The exercise: Across the listing below, count the lines that mention the string "ファイル名". Reply with the figure only.

Task input:
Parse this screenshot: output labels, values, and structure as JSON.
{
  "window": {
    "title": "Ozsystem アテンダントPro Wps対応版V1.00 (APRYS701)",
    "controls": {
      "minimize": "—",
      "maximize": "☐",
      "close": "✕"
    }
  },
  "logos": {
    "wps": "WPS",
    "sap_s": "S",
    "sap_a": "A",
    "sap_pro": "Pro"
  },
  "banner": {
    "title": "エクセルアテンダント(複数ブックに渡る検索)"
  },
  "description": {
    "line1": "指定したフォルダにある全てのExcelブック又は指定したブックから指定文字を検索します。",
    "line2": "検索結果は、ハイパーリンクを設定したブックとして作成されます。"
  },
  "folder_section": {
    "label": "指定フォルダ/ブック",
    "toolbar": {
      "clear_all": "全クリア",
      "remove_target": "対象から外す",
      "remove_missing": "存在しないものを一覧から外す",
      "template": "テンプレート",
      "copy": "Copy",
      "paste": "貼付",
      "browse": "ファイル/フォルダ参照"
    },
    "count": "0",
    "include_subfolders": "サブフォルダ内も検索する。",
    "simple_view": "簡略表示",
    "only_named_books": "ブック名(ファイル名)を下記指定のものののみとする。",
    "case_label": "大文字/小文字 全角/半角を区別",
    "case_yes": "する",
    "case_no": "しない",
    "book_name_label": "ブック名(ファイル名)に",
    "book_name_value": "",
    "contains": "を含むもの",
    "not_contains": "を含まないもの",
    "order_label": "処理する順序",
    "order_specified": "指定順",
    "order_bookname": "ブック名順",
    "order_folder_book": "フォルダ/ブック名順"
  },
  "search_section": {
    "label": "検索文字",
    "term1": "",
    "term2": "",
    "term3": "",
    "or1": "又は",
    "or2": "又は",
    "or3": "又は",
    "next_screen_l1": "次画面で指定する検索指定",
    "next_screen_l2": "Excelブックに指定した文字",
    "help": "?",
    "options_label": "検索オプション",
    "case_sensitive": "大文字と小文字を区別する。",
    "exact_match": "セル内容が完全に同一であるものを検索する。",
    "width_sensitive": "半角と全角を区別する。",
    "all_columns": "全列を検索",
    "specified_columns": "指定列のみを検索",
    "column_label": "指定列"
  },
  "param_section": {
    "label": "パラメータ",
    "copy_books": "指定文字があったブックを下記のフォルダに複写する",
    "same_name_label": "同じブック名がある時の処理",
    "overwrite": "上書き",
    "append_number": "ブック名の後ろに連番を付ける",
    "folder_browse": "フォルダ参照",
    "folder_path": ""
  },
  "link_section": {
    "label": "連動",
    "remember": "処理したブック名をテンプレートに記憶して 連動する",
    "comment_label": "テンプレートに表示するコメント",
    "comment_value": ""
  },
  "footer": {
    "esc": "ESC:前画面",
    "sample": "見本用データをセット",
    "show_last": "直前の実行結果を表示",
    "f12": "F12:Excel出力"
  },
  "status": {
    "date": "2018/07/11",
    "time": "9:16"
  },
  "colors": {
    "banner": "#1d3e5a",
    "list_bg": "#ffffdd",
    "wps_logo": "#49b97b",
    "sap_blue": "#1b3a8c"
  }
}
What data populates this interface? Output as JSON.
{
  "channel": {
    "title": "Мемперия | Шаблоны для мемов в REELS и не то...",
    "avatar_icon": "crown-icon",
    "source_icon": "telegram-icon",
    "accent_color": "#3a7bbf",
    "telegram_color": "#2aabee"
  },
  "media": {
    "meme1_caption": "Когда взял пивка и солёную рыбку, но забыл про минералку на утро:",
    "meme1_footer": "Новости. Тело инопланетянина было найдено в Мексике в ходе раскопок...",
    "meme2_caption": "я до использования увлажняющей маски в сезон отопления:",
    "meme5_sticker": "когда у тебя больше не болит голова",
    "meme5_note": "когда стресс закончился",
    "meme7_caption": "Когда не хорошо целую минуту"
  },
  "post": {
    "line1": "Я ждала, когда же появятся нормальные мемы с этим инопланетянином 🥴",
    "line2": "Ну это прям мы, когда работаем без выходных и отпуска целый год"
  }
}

Solution for this problem: 2